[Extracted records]
---*---

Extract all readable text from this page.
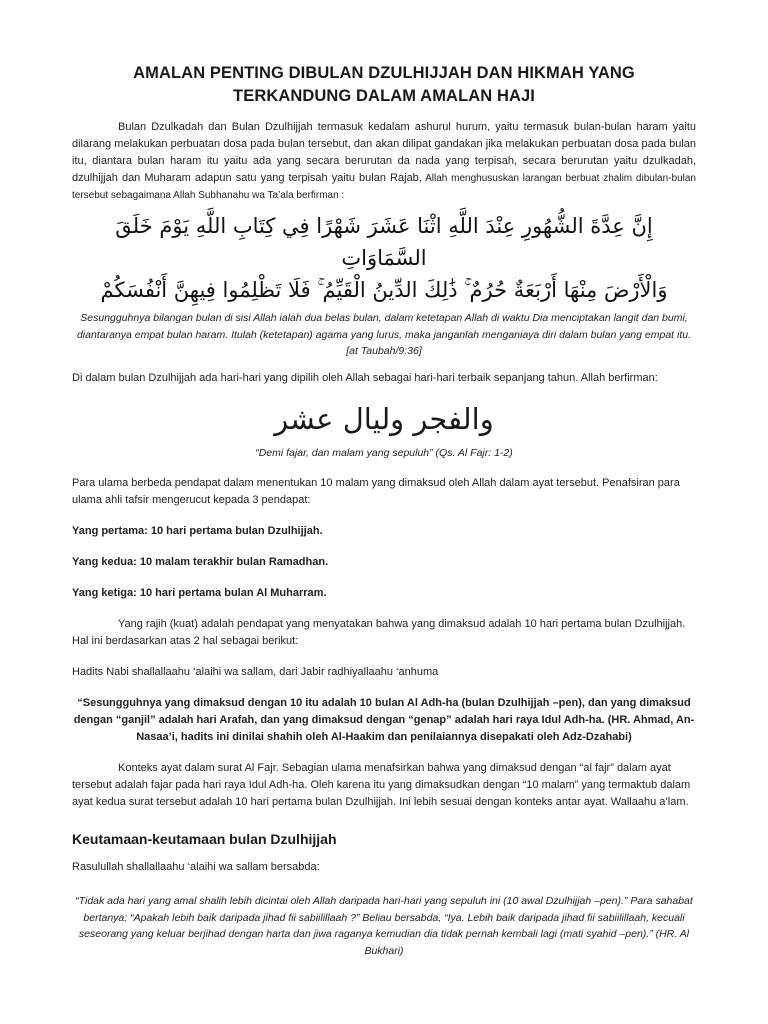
AMALAN PENTING DIBULAN DZULHIJJAH DAN HIKMAH YANG
TERKANDUNG DALAM AMALAN HAJI

Bulan Dzulkadah dan Bulan Dzulhijjah termasuk kedalam ashurul hurum, yaitu termasuk bulan-bulan haram yaitu dilarang melakukan perbuatan dosa pada bulan tersebut, dan akan dilipat gandakan jika melakukan perbuatan dosa pada bulan itu, diantara bulan haram itu yaitu ada yang secara berurutan da nada yang terpisah, secara berurutan yaitu dzulkadah, dzulhijjah dan Muharam adapun satu yang terpisah yaitu bulan Rajab, Allah menghususkan larangan berbuat zhalim dibulan-bulan tersebut sebagaimana Allah Subhanahu wa Ta’ala berfirman :

إِنَّ عِدَّةَ الشُّهُورِ عِنْدَ اللَّهِ اثْنَا عَشَرَ شَهْرًا فِي كِتَابِ اللَّهِ يَوْمَ خَلَقَ السَّمَاوَاتِ
وَالْأَرْضَ مِنْهَا أَرْبَعَةٌ حُرُمٌ ۚ ذَٰلِكَ الدِّينُ الْقَيِّمُ ۚ فَلَا تَظْلِمُوا فِيهِنَّ أَنْفُسَكُمْ

Sesungguhnya bilangan bulan di sisi Allah ialah dua belas bulan, dalam ketetapan Allah di waktu Dia menciptakan langit dan bumi, diantaranya empat bulan haram. Itulah (ketetapan) agama yang lurus, maka janganlah menganiaya diri dalam bulan yang empat itu. [at Taubah/9:36]

Di dalam bulan Dzulhijjah ada hari-hari yang dipilih oleh Allah sebagai hari-hari terbaik sepanjang tahun. Allah berfirman:

والفجر وليال عشر

“Demi fajar, dan malam yang sepuluh” (Qs. Al Fajr: 1-2)

Para ulama berbeda pendapat dalam menentukan 10 malam yang dimaksud oleh Allah dalam ayat tersebut. Penafsiran para ulama ahli tafsir mengerucut kepada 3 pendapat:

Yang pertama: 10 hari pertama bulan Dzulhijjah.

Yang kedua: 10 malam terakhir bulan Ramadhan.

Yang ketiga: 10 hari pertama bulan Al Muharram.

Yang rajih (kuat) adalah pendapat yang menyatakan bahwa yang dimaksud adalah 10 hari pertama bulan Dzulhijjah. Hal ini berdasarkan atas 2 hal sebagai berikut:

Hadits Nabi shallallaahu ‘alaihi wa sallam, dari Jabir radhiyallaahu ‘anhuma

“Sesungguhnya yang dimaksud dengan 10 itu adalah 10 bulan Al Adh-ha (bulan Dzulhijjah –pen), dan yang dimaksud dengan “ganjil” adalah hari Arafah, dan yang dimaksud dengan “genap” adalah hari raya Idul Adh-ha. (HR. Ahmad, An-Nasaa’i, hadits ini dinilai shahih oleh Al-Haakim dan penilaiannya disepakati oleh Adz-Dzahabi)

Konteks ayat dalam surat Al Fajr. Sebagian ulama menafsirkan bahwa yang dimaksud dengan “al fajr” dalam ayat tersebut adalah fajar pada hari raya Idul Adh-ha. Oleh karena itu yang dimaksudkan dengan “10 malam” yang termaktub dalam ayat kedua surat tersebut adalah 10 hari pertama bulan Dzulhijjah. Ini lebih sesuai dengan konteks antar ayat. Wallaahu a’lam.

Keutamaan-keutamaan bulan Dzulhijjah

Rasulullah shallallaahu ‘alaihi wa sallam bersabda:

“Tidak ada hari yang amal shalih lebih dicintai oleh Allah daripada hari-hari yang sepuluh ini (10 awal Dzulhijjah –pen).” Para sahabat bertanya: “Apakah lebih baik daripada jihad fii sabiilillaah ?” Beliau bersabda, “Iya. Lebih baik daripada jihad fii sabiilillaah, kecuali seseorang yang keluar berjihad dengan harta dan jiwa raganya kemudian dia tidak pernah kembali lagi (mati syahid –pen).” (HR. Al Bukhari)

---*---

▶ TASK BRIEF
Find the word "pendapat" in the entries, and copy every line it shows up in.

▶ RESPONSE
Para ulama berbeda pendapat dalam menentukan 10 malam yang dimaksud oleh Allah dalam ayat tersebut. Penafsiran para ulama ahli tafsir mengerucut kepada 3 pendapat:
Yang rajih (kuat) adalah pendapat yang menyatakan bahwa yang dimaksud adalah 10 hari pertama bulan Dzulhijjah. Hal ini berdasarkan atas 2 hal sebagai berikut:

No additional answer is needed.